Scan the entries below and report only how many lines contain "this".

Listed entries:
————

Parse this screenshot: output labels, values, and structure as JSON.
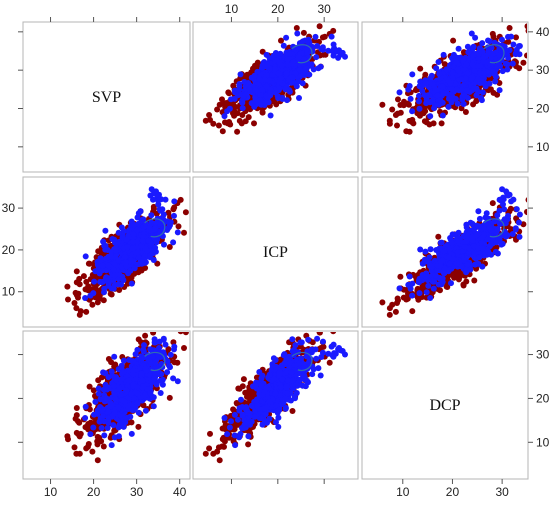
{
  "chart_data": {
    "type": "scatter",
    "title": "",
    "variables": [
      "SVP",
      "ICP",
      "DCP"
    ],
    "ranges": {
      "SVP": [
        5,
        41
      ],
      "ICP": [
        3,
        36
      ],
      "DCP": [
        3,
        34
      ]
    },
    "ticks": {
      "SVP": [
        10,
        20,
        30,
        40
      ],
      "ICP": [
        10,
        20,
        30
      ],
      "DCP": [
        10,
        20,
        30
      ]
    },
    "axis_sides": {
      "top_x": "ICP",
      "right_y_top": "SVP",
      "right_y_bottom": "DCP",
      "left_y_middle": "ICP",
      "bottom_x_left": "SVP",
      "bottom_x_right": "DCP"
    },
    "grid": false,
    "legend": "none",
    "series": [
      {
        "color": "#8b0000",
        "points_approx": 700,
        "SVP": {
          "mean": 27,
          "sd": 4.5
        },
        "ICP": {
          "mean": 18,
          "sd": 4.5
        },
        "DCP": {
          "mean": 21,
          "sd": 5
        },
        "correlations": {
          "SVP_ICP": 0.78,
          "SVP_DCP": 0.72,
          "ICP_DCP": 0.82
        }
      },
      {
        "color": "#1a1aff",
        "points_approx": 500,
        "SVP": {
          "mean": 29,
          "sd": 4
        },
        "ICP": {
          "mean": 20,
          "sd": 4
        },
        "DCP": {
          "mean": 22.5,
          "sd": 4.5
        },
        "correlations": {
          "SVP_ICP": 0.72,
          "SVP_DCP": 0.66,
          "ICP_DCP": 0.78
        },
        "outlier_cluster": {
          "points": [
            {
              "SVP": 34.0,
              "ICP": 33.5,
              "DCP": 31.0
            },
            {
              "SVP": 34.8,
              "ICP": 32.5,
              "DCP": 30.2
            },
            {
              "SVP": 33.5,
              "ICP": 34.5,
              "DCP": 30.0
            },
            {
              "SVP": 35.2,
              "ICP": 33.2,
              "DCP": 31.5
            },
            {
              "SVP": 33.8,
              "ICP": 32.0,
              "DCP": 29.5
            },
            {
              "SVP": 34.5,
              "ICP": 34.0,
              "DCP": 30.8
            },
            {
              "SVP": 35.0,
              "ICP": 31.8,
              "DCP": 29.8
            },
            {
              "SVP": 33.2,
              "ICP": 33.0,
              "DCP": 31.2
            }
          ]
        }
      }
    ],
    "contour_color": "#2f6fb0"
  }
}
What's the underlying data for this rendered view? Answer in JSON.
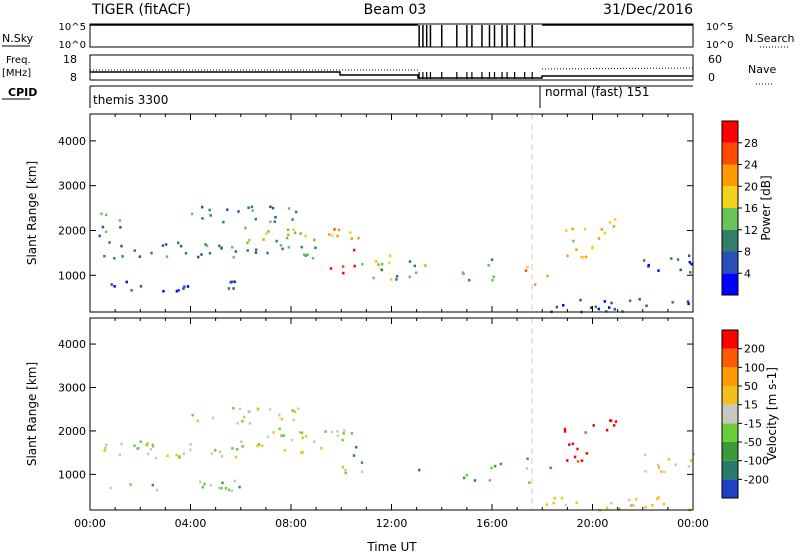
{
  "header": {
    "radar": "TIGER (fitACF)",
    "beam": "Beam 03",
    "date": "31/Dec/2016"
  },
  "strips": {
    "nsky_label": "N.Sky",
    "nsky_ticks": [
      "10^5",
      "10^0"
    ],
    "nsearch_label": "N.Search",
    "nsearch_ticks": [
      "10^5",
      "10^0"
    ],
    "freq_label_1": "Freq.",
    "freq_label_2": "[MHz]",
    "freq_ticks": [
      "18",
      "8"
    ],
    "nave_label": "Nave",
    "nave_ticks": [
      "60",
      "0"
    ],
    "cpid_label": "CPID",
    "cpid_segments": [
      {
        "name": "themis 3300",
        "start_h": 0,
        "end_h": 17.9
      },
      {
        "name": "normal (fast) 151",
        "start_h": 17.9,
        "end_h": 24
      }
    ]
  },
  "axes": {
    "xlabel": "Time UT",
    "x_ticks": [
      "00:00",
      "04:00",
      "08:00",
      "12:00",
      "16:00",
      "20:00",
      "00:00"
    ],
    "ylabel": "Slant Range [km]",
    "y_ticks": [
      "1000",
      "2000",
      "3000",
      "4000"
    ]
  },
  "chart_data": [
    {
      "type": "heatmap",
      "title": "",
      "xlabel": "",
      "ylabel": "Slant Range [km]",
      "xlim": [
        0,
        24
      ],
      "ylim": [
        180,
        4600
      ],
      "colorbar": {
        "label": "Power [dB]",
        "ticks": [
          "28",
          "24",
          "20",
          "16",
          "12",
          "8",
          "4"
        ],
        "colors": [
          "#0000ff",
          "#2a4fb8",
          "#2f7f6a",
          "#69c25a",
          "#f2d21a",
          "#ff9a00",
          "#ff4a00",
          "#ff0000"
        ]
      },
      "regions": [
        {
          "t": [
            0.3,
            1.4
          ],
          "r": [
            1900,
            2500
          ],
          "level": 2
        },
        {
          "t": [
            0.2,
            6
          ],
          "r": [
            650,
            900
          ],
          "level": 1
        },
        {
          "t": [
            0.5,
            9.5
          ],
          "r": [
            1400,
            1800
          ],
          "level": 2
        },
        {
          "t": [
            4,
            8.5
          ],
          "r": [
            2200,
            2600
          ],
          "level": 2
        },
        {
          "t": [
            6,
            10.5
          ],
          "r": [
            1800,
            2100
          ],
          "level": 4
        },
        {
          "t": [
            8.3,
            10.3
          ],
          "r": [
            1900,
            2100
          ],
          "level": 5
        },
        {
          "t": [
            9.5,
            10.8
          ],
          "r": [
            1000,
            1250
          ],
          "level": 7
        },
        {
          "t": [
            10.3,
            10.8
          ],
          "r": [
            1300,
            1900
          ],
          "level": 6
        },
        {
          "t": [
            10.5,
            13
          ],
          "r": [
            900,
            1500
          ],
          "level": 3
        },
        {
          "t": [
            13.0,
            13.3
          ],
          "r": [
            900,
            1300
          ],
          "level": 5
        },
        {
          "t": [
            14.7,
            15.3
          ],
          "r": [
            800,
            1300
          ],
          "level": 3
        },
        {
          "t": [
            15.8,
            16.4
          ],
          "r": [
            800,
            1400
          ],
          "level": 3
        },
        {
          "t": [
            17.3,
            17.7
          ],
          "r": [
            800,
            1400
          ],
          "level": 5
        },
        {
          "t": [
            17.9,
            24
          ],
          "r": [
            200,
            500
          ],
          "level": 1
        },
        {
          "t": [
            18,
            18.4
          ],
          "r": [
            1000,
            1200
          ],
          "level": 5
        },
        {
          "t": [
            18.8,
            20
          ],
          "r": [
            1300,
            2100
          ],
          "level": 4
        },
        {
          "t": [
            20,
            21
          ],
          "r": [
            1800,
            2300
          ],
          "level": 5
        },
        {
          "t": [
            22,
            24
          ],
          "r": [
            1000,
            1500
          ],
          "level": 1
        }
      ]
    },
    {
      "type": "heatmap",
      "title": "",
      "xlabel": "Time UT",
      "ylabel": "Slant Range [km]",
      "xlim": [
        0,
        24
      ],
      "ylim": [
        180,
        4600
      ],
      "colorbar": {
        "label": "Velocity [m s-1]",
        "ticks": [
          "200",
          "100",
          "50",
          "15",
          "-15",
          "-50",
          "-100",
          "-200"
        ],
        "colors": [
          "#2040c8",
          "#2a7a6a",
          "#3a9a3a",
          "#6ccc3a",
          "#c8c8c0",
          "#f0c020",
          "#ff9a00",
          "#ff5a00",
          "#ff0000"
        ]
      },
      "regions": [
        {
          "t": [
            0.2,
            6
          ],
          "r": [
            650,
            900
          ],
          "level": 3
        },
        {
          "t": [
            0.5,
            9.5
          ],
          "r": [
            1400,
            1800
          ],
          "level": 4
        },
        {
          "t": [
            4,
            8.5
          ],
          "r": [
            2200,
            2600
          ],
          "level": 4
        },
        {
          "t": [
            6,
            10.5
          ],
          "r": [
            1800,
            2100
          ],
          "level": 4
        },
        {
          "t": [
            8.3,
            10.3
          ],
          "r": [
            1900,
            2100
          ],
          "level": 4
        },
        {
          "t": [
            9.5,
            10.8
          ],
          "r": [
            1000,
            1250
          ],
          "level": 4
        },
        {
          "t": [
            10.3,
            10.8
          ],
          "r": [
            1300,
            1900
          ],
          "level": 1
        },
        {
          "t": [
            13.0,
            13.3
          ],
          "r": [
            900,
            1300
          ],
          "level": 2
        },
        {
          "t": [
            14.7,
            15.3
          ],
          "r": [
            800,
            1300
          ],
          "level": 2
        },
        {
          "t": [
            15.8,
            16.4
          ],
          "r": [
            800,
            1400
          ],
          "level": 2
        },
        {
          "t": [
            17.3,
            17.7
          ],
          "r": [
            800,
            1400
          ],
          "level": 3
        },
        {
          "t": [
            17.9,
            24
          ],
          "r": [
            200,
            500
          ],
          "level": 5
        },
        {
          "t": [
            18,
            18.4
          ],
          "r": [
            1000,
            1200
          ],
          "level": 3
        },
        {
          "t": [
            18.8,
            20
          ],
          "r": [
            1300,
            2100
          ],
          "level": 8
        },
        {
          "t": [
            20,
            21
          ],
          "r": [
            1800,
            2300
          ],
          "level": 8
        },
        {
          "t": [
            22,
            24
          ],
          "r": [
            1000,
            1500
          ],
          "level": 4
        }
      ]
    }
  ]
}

————

Output: 2